====== ROWS

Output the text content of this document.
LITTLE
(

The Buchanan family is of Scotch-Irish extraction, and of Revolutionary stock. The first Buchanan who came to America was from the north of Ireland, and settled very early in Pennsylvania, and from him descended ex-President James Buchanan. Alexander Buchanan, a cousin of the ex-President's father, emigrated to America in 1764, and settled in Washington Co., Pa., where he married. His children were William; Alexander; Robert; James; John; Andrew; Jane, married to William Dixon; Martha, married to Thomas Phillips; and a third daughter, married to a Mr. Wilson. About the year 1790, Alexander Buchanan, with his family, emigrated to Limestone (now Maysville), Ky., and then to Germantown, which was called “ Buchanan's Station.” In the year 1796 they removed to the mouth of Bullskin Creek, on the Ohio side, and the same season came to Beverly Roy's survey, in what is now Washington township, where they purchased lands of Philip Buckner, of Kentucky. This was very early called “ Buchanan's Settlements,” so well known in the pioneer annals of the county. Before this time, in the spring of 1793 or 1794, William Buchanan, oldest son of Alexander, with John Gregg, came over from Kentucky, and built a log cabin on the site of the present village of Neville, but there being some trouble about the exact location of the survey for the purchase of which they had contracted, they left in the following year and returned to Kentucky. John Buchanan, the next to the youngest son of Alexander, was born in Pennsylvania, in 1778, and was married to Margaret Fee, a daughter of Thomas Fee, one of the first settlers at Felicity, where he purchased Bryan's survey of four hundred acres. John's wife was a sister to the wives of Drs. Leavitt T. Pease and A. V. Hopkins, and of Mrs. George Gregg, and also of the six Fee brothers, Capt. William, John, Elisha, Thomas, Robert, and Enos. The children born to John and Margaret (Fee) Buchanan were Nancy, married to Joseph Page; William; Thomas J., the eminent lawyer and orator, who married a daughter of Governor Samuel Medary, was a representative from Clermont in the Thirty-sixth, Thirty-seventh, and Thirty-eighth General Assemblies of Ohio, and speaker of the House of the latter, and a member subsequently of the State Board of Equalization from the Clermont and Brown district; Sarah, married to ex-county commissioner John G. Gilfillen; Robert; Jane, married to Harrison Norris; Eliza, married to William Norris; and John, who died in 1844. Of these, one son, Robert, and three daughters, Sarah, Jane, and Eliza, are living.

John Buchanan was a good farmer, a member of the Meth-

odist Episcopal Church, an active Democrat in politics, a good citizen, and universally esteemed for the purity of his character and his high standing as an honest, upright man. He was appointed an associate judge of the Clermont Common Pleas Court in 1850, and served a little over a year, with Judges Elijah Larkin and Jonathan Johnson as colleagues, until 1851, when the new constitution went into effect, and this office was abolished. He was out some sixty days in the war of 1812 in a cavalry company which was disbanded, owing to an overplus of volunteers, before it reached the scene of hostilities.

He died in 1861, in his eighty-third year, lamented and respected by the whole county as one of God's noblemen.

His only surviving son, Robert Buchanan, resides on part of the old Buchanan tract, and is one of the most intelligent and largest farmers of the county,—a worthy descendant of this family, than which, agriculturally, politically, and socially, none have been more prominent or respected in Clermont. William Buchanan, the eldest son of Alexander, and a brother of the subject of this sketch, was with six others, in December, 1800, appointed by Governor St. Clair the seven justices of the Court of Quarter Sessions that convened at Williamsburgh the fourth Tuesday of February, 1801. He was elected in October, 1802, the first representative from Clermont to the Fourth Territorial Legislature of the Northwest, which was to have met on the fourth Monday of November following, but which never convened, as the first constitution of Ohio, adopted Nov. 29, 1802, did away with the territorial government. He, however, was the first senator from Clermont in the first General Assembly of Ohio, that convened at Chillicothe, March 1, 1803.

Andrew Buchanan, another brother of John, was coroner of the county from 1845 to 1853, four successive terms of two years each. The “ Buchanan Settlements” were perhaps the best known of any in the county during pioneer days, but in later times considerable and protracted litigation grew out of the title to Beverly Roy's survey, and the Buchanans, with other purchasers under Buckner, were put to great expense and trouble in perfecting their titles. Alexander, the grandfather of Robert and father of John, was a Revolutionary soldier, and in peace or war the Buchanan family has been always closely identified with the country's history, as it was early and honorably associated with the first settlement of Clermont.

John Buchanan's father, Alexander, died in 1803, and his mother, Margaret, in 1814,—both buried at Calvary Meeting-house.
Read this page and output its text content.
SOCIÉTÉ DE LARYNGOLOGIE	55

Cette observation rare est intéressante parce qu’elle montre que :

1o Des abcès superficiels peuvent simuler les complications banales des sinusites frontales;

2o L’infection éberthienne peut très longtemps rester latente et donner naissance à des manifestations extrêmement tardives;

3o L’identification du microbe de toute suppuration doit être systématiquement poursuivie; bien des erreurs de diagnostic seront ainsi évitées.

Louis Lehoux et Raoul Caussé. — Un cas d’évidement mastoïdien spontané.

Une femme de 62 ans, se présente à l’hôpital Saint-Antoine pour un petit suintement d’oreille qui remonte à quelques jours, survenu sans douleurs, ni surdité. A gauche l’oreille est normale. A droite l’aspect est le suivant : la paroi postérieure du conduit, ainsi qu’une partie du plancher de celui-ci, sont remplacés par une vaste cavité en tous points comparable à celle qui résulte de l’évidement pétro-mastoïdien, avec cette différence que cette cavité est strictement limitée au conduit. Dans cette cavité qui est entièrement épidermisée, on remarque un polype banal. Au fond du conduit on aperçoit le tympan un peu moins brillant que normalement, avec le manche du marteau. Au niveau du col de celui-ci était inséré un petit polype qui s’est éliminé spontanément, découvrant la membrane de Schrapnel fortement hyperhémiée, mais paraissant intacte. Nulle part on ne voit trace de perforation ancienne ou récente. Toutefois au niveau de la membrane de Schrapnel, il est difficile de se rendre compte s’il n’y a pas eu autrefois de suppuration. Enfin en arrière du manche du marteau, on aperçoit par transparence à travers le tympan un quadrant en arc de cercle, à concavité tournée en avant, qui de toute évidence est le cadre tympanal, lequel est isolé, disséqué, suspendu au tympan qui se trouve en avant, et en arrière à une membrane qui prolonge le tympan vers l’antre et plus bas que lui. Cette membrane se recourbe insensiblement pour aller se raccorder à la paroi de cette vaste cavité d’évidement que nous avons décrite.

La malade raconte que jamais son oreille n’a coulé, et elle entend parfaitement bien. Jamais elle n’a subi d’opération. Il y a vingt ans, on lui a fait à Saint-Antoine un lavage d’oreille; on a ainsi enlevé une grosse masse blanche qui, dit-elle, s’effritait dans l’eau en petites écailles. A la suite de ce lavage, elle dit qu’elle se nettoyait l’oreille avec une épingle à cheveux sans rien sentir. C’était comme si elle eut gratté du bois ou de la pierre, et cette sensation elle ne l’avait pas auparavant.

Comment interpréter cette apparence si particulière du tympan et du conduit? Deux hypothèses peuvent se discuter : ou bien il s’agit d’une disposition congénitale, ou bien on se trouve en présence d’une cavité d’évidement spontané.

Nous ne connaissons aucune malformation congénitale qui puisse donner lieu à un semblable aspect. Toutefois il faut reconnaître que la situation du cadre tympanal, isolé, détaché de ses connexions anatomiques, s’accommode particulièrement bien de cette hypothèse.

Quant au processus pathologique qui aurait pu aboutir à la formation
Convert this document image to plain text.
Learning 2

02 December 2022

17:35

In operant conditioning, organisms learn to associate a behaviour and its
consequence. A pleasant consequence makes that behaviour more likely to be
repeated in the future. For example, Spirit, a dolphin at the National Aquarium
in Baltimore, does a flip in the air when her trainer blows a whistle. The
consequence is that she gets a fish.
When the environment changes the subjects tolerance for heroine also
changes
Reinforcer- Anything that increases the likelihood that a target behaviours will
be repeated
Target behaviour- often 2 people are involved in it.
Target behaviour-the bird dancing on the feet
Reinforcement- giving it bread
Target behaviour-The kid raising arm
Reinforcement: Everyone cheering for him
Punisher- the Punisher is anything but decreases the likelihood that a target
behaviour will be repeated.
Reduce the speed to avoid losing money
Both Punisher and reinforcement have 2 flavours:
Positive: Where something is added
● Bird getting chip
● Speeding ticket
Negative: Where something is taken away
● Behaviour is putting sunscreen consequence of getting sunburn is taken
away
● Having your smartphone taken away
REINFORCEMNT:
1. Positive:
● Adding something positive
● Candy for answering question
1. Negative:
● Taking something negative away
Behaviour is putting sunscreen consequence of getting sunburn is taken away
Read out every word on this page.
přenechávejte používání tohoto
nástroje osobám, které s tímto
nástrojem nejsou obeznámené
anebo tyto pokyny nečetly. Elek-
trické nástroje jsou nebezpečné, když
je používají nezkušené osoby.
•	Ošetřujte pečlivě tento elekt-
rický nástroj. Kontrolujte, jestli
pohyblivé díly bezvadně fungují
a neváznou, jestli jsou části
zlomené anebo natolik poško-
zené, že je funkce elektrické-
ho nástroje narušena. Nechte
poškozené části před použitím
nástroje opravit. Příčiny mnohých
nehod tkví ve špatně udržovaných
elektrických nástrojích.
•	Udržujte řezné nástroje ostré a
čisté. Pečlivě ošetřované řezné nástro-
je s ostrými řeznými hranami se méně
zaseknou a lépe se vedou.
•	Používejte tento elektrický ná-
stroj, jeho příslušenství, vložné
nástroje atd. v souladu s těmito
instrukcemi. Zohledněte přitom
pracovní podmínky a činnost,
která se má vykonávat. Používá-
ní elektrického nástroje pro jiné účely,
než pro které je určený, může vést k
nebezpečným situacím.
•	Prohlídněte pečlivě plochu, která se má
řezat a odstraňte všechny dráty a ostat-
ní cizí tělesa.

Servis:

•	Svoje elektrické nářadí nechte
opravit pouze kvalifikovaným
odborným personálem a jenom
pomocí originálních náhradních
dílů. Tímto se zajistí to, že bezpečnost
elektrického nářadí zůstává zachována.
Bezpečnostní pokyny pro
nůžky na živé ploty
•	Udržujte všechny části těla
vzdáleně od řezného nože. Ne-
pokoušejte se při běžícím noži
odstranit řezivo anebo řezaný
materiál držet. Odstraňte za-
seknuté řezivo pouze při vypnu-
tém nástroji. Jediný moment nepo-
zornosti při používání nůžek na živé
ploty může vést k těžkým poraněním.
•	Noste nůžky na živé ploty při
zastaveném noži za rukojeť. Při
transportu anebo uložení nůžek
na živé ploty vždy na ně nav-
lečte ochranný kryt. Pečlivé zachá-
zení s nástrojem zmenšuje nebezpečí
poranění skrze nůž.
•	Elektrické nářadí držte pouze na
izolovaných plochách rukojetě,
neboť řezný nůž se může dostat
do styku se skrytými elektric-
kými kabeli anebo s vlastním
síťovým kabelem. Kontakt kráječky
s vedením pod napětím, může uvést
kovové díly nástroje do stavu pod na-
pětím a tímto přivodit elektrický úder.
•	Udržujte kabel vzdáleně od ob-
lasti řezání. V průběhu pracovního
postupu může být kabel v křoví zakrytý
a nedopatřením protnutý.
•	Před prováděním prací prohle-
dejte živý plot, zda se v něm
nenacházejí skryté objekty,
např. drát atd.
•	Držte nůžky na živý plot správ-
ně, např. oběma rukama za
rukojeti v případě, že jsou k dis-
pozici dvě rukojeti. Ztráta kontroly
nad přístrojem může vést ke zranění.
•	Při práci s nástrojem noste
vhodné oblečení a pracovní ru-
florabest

============

Pick out every line of the listing containing the word "díly", and show those lines.

◆ FINISHED EXERCISE
pohyblivé díly bezvadně fungují
kovové díly nástroje do stavu pod na-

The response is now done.